### Task requirements
Each line that holds the word "lessons" should be returned.

(Saved entries)
++++++++++++++++++++
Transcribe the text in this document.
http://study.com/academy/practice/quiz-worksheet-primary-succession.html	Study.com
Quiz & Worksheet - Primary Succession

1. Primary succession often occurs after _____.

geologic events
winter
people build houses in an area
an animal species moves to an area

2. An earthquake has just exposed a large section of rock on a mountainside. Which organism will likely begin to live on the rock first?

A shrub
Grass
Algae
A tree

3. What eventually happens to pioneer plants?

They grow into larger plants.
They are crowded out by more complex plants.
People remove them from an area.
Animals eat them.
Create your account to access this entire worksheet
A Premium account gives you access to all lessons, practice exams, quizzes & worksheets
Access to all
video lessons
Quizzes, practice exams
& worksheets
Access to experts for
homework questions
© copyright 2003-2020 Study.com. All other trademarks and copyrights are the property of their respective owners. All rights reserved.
++++++++++++++++++++
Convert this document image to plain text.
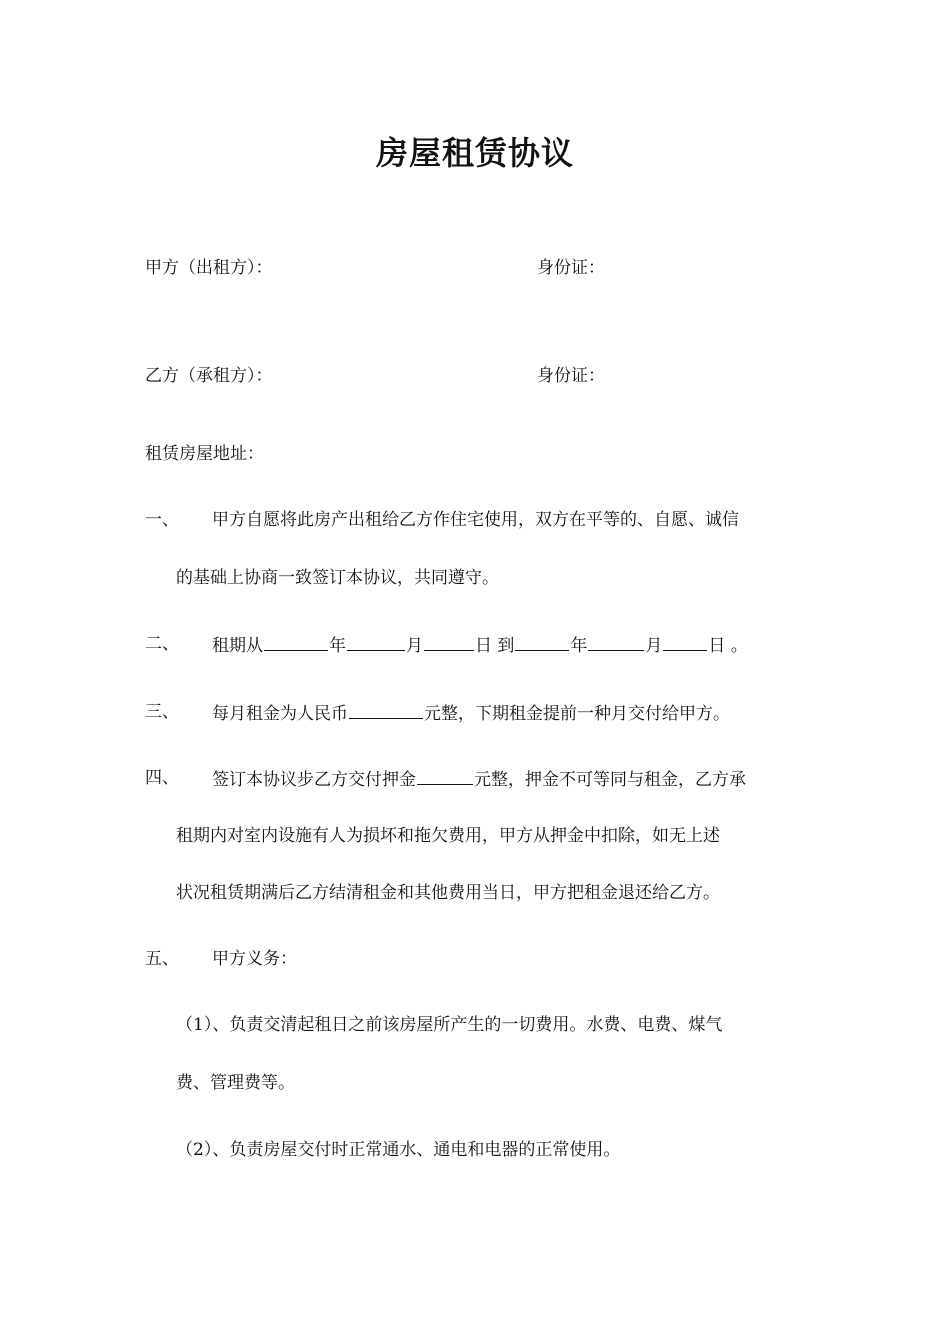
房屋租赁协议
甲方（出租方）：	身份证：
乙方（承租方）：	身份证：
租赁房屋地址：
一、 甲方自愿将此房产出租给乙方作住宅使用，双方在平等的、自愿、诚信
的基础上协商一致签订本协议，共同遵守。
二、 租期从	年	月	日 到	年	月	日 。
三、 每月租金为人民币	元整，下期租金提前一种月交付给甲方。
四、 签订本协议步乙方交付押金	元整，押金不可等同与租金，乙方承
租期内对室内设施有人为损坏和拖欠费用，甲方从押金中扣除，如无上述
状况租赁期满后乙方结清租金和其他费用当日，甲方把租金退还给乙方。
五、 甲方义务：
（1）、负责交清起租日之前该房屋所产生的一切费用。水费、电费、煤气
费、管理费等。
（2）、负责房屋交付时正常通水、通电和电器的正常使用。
++++++++++++++++++++
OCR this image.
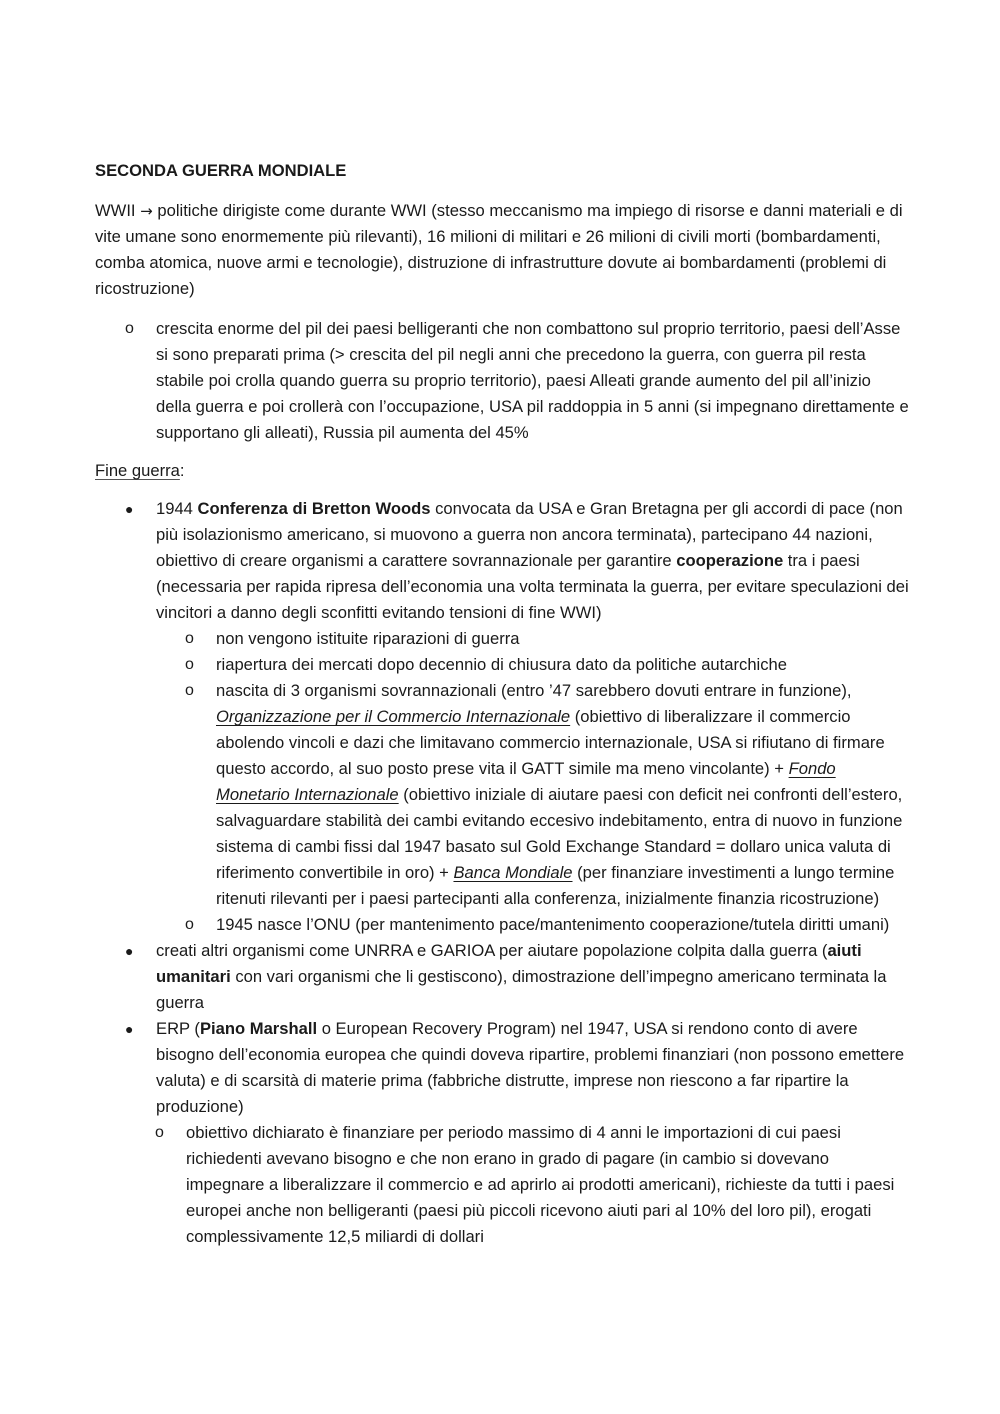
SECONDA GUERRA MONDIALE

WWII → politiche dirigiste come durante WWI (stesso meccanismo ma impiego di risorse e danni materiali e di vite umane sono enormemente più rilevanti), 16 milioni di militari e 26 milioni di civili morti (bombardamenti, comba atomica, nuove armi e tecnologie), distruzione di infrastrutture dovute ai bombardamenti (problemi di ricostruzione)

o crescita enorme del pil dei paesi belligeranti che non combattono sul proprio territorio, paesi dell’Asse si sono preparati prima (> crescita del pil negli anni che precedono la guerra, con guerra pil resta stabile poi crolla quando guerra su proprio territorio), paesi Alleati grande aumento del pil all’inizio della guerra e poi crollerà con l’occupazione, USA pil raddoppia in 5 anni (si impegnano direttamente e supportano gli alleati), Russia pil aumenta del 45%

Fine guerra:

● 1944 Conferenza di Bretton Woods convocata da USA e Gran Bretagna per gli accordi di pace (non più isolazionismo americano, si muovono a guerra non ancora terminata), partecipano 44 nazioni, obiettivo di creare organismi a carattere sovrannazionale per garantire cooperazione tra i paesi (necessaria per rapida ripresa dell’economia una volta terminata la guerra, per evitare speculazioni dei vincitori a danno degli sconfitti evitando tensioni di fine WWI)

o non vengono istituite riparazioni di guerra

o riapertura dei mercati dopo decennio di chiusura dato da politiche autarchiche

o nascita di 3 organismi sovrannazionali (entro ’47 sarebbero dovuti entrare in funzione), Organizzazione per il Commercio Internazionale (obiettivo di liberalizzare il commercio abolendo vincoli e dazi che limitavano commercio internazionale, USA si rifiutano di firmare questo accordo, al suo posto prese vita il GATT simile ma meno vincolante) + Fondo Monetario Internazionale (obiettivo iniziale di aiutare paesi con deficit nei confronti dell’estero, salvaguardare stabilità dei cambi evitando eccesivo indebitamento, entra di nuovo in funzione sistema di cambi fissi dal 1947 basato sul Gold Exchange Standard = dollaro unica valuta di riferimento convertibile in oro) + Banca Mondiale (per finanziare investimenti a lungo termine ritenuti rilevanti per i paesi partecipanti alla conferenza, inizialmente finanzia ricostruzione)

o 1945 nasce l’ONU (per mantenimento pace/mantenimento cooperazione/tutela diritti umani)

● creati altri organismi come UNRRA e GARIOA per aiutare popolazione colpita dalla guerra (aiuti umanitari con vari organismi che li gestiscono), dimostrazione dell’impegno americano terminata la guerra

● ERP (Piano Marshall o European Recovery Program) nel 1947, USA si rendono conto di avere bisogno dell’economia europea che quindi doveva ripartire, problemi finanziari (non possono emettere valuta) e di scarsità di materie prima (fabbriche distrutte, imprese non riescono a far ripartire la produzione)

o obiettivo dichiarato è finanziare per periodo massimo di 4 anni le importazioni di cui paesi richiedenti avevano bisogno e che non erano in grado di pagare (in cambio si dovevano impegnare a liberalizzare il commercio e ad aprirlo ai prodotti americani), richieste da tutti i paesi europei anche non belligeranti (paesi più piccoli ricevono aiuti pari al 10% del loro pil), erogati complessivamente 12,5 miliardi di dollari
++++++++++++++++++++
### Output
A Premium account gives you access to all lessons, practice exams, quizzes & worksheets
video lessons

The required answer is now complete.